--- Dataset records ---

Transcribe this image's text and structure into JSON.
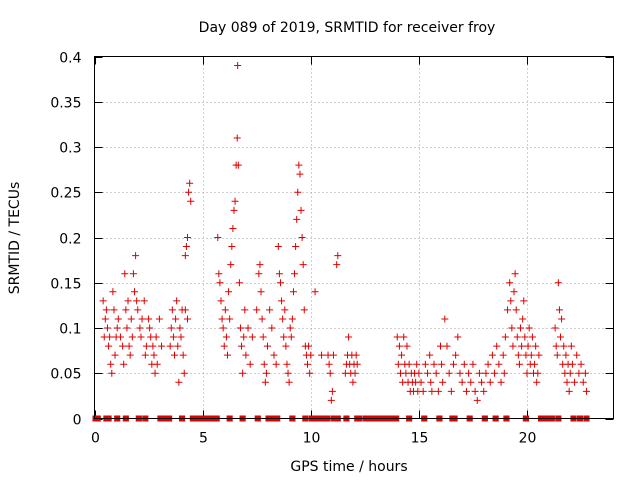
{
  "chart_data": {
    "type": "scatter",
    "title": "Day 089 of 2019, SRMTID for receiver froy",
    "xlabel": "GPS time / hours",
    "ylabel": "SRMTID / TECUs",
    "xlim": [
      0,
      24
    ],
    "ylim": [
      0,
      0.4
    ],
    "x_ticks": [
      0,
      5,
      10,
      15,
      20
    ],
    "x_tick_labels": [
      "0",
      "5",
      "10",
      "15",
      "20"
    ],
    "y_ticks": [
      0,
      0.05,
      0.1,
      0.15,
      0.2,
      0.25,
      0.3,
      0.35,
      0.4
    ],
    "y_tick_labels": [
      "0",
      "0.05",
      "0.1",
      "0.15",
      "0.2",
      "0.25",
      "0.3",
      "0.35",
      "0.4"
    ],
    "grid": true,
    "marker": "+",
    "color": "#e00000",
    "series": [
      {
        "name": "SRMTID",
        "points": [
          [
            0.4,
            0.13
          ],
          [
            0.45,
            0.09
          ],
          [
            0.5,
            0.11
          ],
          [
            0.55,
            0.12
          ],
          [
            0.6,
            0.1
          ],
          [
            0.65,
            0.08
          ],
          [
            0.7,
            0.09
          ],
          [
            0.75,
            0.06
          ],
          [
            0.8,
            0.05
          ],
          [
            0.85,
            0.14
          ],
          [
            0.9,
            0.12
          ],
          [
            0.95,
            0.07
          ],
          [
            1.0,
            0.09
          ],
          [
            1.05,
            0.1
          ],
          [
            1.1,
            0.11
          ],
          [
            1.2,
            0.09
          ],
          [
            1.3,
            0.08
          ],
          [
            1.35,
            0.06
          ],
          [
            1.4,
            0.16
          ],
          [
            1.45,
            0.12
          ],
          [
            1.5,
            0.1
          ],
          [
            1.55,
            0.13
          ],
          [
            1.6,
            0.08
          ],
          [
            1.65,
            0.07
          ],
          [
            1.7,
            0.11
          ],
          [
            1.75,
            0.09
          ],
          [
            1.8,
            0.16
          ],
          [
            1.85,
            0.14
          ],
          [
            1.9,
            0.18
          ],
          [
            1.95,
            0.13
          ],
          [
            2.0,
            0.12
          ],
          [
            2.1,
            0.1
          ],
          [
            2.15,
            0.09
          ],
          [
            2.2,
            0.11
          ],
          [
            2.3,
            0.13
          ],
          [
            2.35,
            0.07
          ],
          [
            2.4,
            0.08
          ],
          [
            2.5,
            0.11
          ],
          [
            2.55,
            0.1
          ],
          [
            2.6,
            0.09
          ],
          [
            2.65,
            0.06
          ],
          [
            2.7,
            0.08
          ],
          [
            2.75,
            0.07
          ],
          [
            2.8,
            0.05
          ],
          [
            2.85,
            0.09
          ],
          [
            2.9,
            0.06
          ],
          [
            3.0,
            0.11
          ],
          [
            3.1,
            0.08
          ],
          [
            3.5,
            0.08
          ],
          [
            3.55,
            0.1
          ],
          [
            3.6,
            0.12
          ],
          [
            3.65,
            0.09
          ],
          [
            3.7,
            0.07
          ],
          [
            3.75,
            0.11
          ],
          [
            3.8,
            0.13
          ],
          [
            3.85,
            0.08
          ],
          [
            3.9,
            0.04
          ],
          [
            3.95,
            0.1
          ],
          [
            4.0,
            0.09
          ],
          [
            4.05,
            0.12
          ],
          [
            4.1,
            0.07
          ],
          [
            4.15,
            0.05
          ],
          [
            4.2,
            0.18
          ],
          [
            4.25,
            0.19
          ],
          [
            4.3,
            0.2
          ],
          [
            4.35,
            0.25
          ],
          [
            4.4,
            0.26
          ],
          [
            4.45,
            0.24
          ],
          [
            4.2,
            0.12
          ],
          [
            4.3,
            0.11
          ],
          [
            5.7,
            0.2
          ],
          [
            5.75,
            0.16
          ],
          [
            5.8,
            0.15
          ],
          [
            5.85,
            0.13
          ],
          [
            5.9,
            0.11
          ],
          [
            5.95,
            0.1
          ],
          [
            6.0,
            0.08
          ],
          [
            6.05,
            0.12
          ],
          [
            6.1,
            0.09
          ],
          [
            6.15,
            0.07
          ],
          [
            6.2,
            0.14
          ],
          [
            6.25,
            0.11
          ],
          [
            6.3,
            0.17
          ],
          [
            6.35,
            0.19
          ],
          [
            6.4,
            0.21
          ],
          [
            6.45,
            0.23
          ],
          [
            6.5,
            0.24
          ],
          [
            6.55,
            0.28
          ],
          [
            6.6,
            0.31
          ],
          [
            6.62,
            0.39
          ],
          [
            6.65,
            0.28
          ],
          [
            6.7,
            0.15
          ],
          [
            6.75,
            0.1
          ],
          [
            6.8,
            0.08
          ],
          [
            6.85,
            0.05
          ],
          [
            6.9,
            0.09
          ],
          [
            6.95,
            0.12
          ],
          [
            7.0,
            0.07
          ],
          [
            7.1,
            0.1
          ],
          [
            7.2,
            0.06
          ],
          [
            7.3,
            0.09
          ],
          [
            7.5,
            0.12
          ],
          [
            7.6,
            0.16
          ],
          [
            7.65,
            0.17
          ],
          [
            7.7,
            0.14
          ],
          [
            7.75,
            0.11
          ],
          [
            7.8,
            0.09
          ],
          [
            7.85,
            0.06
          ],
          [
            7.9,
            0.04
          ],
          [
            7.95,
            0.05
          ],
          [
            8.0,
            0.08
          ],
          [
            8.1,
            0.12
          ],
          [
            8.2,
            0.1
          ],
          [
            8.3,
            0.07
          ],
          [
            8.4,
            0.06
          ],
          [
            8.5,
            0.19
          ],
          [
            8.55,
            0.16
          ],
          [
            8.6,
            0.15
          ],
          [
            8.65,
            0.13
          ],
          [
            8.7,
            0.11
          ],
          [
            8.75,
            0.09
          ],
          [
            8.8,
            0.12
          ],
          [
            8.85,
            0.08
          ],
          [
            8.9,
            0.06
          ],
          [
            8.95,
            0.05
          ],
          [
            9.0,
            0.04
          ],
          [
            9.05,
            0.1
          ],
          [
            9.1,
            0.09
          ],
          [
            9.15,
            0.11
          ],
          [
            9.2,
            0.14
          ],
          [
            9.25,
            0.16
          ],
          [
            9.3,
            0.19
          ],
          [
            9.35,
            0.22
          ],
          [
            9.4,
            0.25
          ],
          [
            9.45,
            0.28
          ],
          [
            9.5,
            0.27
          ],
          [
            9.55,
            0.23
          ],
          [
            9.6,
            0.2
          ],
          [
            9.65,
            0.17
          ],
          [
            9.7,
            0.12
          ],
          [
            9.75,
            0.08
          ],
          [
            9.8,
            0.07
          ],
          [
            9.85,
            0.06
          ],
          [
            9.9,
            0.08
          ],
          [
            9.95,
            0.05
          ],
          [
            10.0,
            0.07
          ],
          [
            10.2,
            0.14
          ],
          [
            10.5,
            0.07
          ],
          [
            10.8,
            0.07
          ],
          [
            10.85,
            0.06
          ],
          [
            10.9,
            0.05
          ],
          [
            10.95,
            0.02
          ],
          [
            11.0,
            0.03
          ],
          [
            11.05,
            0.07
          ],
          [
            11.2,
            0.17
          ],
          [
            11.25,
            0.18
          ],
          [
            11.6,
            0.05
          ],
          [
            11.65,
            0.06
          ],
          [
            11.7,
            0.07
          ],
          [
            11.75,
            0.09
          ],
          [
            11.8,
            0.06
          ],
          [
            11.85,
            0.05
          ],
          [
            11.9,
            0.07
          ],
          [
            11.95,
            0.04
          ],
          [
            12.0,
            0.06
          ],
          [
            12.05,
            0.05
          ],
          [
            12.1,
            0.07
          ],
          [
            12.15,
            0.06
          ],
          [
            14.0,
            0.09
          ],
          [
            14.05,
            0.06
          ],
          [
            14.1,
            0.08
          ],
          [
            14.15,
            0.05
          ],
          [
            14.2,
            0.07
          ],
          [
            14.25,
            0.04
          ],
          [
            14.3,
            0.09
          ],
          [
            14.35,
            0.06
          ],
          [
            14.4,
            0.05
          ],
          [
            14.45,
            0.08
          ],
          [
            14.5,
            0.04
          ],
          [
            14.55,
            0.06
          ],
          [
            14.6,
            0.03
          ],
          [
            14.65,
            0.05
          ],
          [
            14.7,
            0.04
          ],
          [
            14.75,
            0.03
          ],
          [
            14.8,
            0.05
          ],
          [
            14.85,
            0.04
          ],
          [
            14.9,
            0.06
          ],
          [
            14.95,
            0.03
          ],
          [
            15.0,
            0.05
          ],
          [
            15.1,
            0.04
          ],
          [
            15.2,
            0.03
          ],
          [
            15.3,
            0.06
          ],
          [
            15.4,
            0.05
          ],
          [
            15.5,
            0.07
          ],
          [
            15.55,
            0.04
          ],
          [
            15.6,
            0.03
          ],
          [
            15.7,
            0.06
          ],
          [
            15.8,
            0.05
          ],
          [
            15.9,
            0.03
          ],
          [
            16.0,
            0.08
          ],
          [
            16.05,
            0.06
          ],
          [
            16.1,
            0.04
          ],
          [
            16.2,
            0.11
          ],
          [
            16.3,
            0.08
          ],
          [
            16.4,
            0.05
          ],
          [
            16.5,
            0.03
          ],
          [
            16.6,
            0.06
          ],
          [
            16.7,
            0.07
          ],
          [
            16.8,
            0.09
          ],
          [
            16.9,
            0.05
          ],
          [
            17.0,
            0.04
          ],
          [
            17.1,
            0.06
          ],
          [
            17.2,
            0.03
          ],
          [
            17.3,
            0.05
          ],
          [
            17.4,
            0.04
          ],
          [
            17.5,
            0.06
          ],
          [
            17.6,
            0.03
          ],
          [
            17.7,
            0.02
          ],
          [
            17.8,
            0.05
          ],
          [
            17.9,
            0.04
          ],
          [
            18.0,
            0.03
          ],
          [
            18.1,
            0.05
          ],
          [
            18.2,
            0.06
          ],
          [
            18.3,
            0.04
          ],
          [
            18.4,
            0.07
          ],
          [
            18.5,
            0.05
          ],
          [
            18.6,
            0.08
          ],
          [
            18.7,
            0.06
          ],
          [
            18.8,
            0.04
          ],
          [
            18.9,
            0.07
          ],
          [
            18.95,
            0.05
          ],
          [
            19.0,
            0.09
          ],
          [
            19.1,
            0.12
          ],
          [
            19.2,
            0.15
          ],
          [
            19.25,
            0.13
          ],
          [
            19.3,
            0.1
          ],
          [
            19.35,
            0.08
          ],
          [
            19.4,
            0.14
          ],
          [
            19.45,
            0.16
          ],
          [
            19.5,
            0.12
          ],
          [
            19.55,
            0.09
          ],
          [
            19.6,
            0.07
          ],
          [
            19.65,
            0.06
          ],
          [
            19.7,
            0.1
          ],
          [
            19.75,
            0.08
          ],
          [
            19.8,
            0.11
          ],
          [
            19.85,
            0.13
          ],
          [
            19.9,
            0.09
          ],
          [
            19.95,
            0.07
          ],
          [
            20.0,
            0.05
          ],
          [
            20.05,
            0.08
          ],
          [
            20.1,
            0.1
          ],
          [
            20.15,
            0.06
          ],
          [
            20.2,
            0.07
          ],
          [
            20.25,
            0.09
          ],
          [
            20.3,
            0.05
          ],
          [
            20.35,
            0.06
          ],
          [
            20.4,
            0.08
          ],
          [
            20.45,
            0.04
          ],
          [
            20.5,
            0.05
          ],
          [
            20.55,
            0.07
          ],
          [
            21.3,
            0.1
          ],
          [
            21.35,
            0.08
          ],
          [
            21.4,
            0.07
          ],
          [
            21.45,
            0.15
          ],
          [
            21.5,
            0.12
          ],
          [
            21.55,
            0.09
          ],
          [
            21.6,
            0.11
          ],
          [
            21.65,
            0.06
          ],
          [
            21.7,
            0.08
          ],
          [
            21.75,
            0.05
          ],
          [
            21.8,
            0.07
          ],
          [
            21.85,
            0.04
          ],
          [
            21.9,
            0.06
          ],
          [
            21.95,
            0.03
          ],
          [
            22.0,
            0.05
          ],
          [
            22.05,
            0.08
          ],
          [
            22.1,
            0.06
          ],
          [
            22.2,
            0.04
          ],
          [
            22.3,
            0.07
          ],
          [
            22.4,
            0.05
          ],
          [
            22.5,
            0.06
          ],
          [
            22.6,
            0.04
          ],
          [
            22.7,
            0.05
          ],
          [
            22.75,
            0.03
          ]
        ]
      }
    ],
    "zero_segments": [
      [
        0.0,
        0.2
      ],
      [
        0.5,
        0.7
      ],
      [
        1.0,
        1.1
      ],
      [
        1.4,
        1.5
      ],
      [
        2.0,
        2.1
      ],
      [
        2.3,
        2.4
      ],
      [
        3.0,
        3.3
      ],
      [
        3.4,
        3.5
      ],
      [
        4.0,
        4.1
      ],
      [
        4.5,
        5.7
      ],
      [
        6.2,
        6.3
      ],
      [
        6.8,
        6.9
      ],
      [
        7.5,
        7.6
      ],
      [
        8.0,
        8.2
      ],
      [
        8.3,
        8.5
      ],
      [
        9.1,
        9.2
      ],
      [
        9.7,
        9.8
      ],
      [
        10.0,
        10.5
      ],
      [
        10.6,
        10.8
      ],
      [
        11.0,
        11.3
      ],
      [
        11.6,
        11.7
      ],
      [
        12.1,
        12.3
      ],
      [
        12.5,
        14.0
      ],
      [
        14.5,
        14.6
      ],
      [
        15.2,
        15.3
      ],
      [
        15.9,
        16.0
      ],
      [
        16.5,
        16.7
      ],
      [
        17.3,
        17.4
      ],
      [
        18.0,
        18.1
      ],
      [
        18.5,
        18.6
      ],
      [
        19.0,
        19.1
      ],
      [
        19.9,
        20.0
      ],
      [
        20.6,
        21.2
      ],
      [
        21.4,
        21.5
      ],
      [
        22.1,
        22.2
      ],
      [
        22.4,
        22.5
      ],
      [
        22.7,
        22.8
      ]
    ]
  }
}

---

In the entries above, identify every line with the string "SRMTID".

    "title": "Day 089 of 2019, SRMTID for receiver froy",
    "ylabel": "SRMTID / TECUs",
        "name": "SRMTID",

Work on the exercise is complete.